# Instruction:
Within the material below, find each line bearing the word "heading" and present it.

# Material provided:

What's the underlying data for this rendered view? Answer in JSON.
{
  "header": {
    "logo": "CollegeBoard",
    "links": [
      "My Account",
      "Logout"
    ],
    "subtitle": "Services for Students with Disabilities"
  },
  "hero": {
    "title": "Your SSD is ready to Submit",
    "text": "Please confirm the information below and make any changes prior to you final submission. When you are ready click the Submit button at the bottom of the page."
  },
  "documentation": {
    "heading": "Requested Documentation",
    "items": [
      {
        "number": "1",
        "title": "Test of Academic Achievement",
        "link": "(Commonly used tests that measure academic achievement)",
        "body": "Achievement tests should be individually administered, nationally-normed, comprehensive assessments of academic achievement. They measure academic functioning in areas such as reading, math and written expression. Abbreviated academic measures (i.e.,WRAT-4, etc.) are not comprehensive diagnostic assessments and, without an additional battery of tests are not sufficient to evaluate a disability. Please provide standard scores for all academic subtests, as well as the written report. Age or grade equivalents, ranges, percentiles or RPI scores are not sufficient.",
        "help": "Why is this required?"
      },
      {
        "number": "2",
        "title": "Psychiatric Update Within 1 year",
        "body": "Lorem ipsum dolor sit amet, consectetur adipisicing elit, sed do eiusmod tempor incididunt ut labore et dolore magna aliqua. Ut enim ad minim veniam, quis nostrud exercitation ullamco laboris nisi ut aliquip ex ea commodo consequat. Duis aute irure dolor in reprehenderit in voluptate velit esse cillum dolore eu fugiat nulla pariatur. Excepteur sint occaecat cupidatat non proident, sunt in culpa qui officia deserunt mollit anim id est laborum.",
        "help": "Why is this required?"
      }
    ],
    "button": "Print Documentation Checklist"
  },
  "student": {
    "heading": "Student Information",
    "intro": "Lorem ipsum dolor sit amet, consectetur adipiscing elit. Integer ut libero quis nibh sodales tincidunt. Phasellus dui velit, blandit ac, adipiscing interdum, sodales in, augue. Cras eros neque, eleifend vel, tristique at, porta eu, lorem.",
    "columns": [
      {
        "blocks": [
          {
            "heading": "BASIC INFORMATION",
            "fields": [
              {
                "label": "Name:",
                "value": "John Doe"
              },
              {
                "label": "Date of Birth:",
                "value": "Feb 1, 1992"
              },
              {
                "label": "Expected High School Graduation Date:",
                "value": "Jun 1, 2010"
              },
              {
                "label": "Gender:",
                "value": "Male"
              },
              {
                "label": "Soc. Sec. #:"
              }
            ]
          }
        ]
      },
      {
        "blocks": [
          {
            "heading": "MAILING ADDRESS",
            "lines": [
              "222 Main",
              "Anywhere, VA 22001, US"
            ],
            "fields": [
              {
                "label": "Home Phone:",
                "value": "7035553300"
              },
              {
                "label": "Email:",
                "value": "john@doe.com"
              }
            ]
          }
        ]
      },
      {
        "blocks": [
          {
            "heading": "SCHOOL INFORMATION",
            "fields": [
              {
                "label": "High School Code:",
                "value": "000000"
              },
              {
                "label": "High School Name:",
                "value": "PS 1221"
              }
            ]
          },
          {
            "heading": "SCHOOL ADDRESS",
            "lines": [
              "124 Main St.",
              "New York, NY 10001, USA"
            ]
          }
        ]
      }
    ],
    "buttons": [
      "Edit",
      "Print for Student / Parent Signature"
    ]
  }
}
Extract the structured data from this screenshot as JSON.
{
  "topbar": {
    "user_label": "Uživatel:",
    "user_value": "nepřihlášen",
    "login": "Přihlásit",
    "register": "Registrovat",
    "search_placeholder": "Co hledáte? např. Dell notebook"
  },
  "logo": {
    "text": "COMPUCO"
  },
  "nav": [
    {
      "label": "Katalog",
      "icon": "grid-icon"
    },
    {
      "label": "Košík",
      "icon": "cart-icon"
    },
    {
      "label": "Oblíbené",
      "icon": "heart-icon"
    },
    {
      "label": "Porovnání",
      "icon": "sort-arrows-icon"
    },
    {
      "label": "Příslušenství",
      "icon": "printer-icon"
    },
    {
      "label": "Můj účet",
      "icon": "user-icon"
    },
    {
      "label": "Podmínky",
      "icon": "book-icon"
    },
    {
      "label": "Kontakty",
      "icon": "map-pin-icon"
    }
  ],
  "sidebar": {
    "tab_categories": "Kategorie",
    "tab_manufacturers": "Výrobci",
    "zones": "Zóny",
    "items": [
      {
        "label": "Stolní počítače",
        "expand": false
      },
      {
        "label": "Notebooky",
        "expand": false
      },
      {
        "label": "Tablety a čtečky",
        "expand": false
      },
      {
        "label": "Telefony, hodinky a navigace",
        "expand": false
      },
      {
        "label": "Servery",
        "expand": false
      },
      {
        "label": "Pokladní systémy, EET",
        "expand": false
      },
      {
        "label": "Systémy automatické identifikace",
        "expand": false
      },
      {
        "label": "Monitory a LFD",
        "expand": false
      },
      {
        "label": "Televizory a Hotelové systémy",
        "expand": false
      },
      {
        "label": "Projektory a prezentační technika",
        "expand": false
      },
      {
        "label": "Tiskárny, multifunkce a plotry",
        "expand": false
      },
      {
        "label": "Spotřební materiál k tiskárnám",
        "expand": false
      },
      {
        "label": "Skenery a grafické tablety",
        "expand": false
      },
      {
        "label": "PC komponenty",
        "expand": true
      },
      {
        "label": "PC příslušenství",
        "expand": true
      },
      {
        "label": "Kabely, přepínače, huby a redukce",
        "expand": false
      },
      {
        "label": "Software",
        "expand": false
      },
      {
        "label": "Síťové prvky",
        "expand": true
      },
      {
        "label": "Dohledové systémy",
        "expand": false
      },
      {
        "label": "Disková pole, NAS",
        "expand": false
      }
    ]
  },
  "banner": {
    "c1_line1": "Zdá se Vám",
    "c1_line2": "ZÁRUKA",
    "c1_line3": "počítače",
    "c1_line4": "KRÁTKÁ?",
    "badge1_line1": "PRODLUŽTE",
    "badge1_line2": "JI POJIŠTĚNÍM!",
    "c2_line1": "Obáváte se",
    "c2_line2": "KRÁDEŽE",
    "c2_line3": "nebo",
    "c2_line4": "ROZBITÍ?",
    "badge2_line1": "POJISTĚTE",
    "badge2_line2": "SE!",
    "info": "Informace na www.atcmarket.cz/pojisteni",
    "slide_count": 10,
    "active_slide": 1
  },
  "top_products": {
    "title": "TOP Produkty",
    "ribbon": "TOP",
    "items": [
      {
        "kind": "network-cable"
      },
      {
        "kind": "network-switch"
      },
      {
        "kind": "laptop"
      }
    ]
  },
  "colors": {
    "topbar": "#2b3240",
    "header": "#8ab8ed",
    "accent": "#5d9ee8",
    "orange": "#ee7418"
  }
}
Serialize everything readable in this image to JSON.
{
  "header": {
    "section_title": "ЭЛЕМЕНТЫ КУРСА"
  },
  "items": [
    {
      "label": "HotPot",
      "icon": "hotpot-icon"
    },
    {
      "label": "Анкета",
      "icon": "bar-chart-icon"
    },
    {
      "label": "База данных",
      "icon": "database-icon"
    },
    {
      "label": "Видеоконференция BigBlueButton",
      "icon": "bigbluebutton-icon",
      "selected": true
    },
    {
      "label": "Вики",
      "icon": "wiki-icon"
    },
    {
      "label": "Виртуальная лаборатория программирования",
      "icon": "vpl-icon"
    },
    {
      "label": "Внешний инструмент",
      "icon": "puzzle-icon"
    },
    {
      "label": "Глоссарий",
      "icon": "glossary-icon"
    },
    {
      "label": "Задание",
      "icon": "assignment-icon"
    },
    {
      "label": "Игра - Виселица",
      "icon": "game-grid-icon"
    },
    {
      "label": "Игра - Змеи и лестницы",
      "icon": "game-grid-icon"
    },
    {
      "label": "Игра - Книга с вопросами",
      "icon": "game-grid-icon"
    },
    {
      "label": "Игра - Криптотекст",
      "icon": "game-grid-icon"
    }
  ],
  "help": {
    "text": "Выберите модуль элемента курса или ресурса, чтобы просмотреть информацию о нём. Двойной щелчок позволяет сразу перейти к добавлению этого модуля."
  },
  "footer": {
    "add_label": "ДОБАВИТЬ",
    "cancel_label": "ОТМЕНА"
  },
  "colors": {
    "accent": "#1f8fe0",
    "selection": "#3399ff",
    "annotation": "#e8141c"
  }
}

# Written solution:
    "heading": "Requested Documentation",
    "heading": "Student Information",
            "heading": "BASIC INFORMATION",
            "heading": "MAILING ADDRESS",
            "heading": "SCHOOL INFORMATION",
            "heading": "SCHOOL ADDRESS",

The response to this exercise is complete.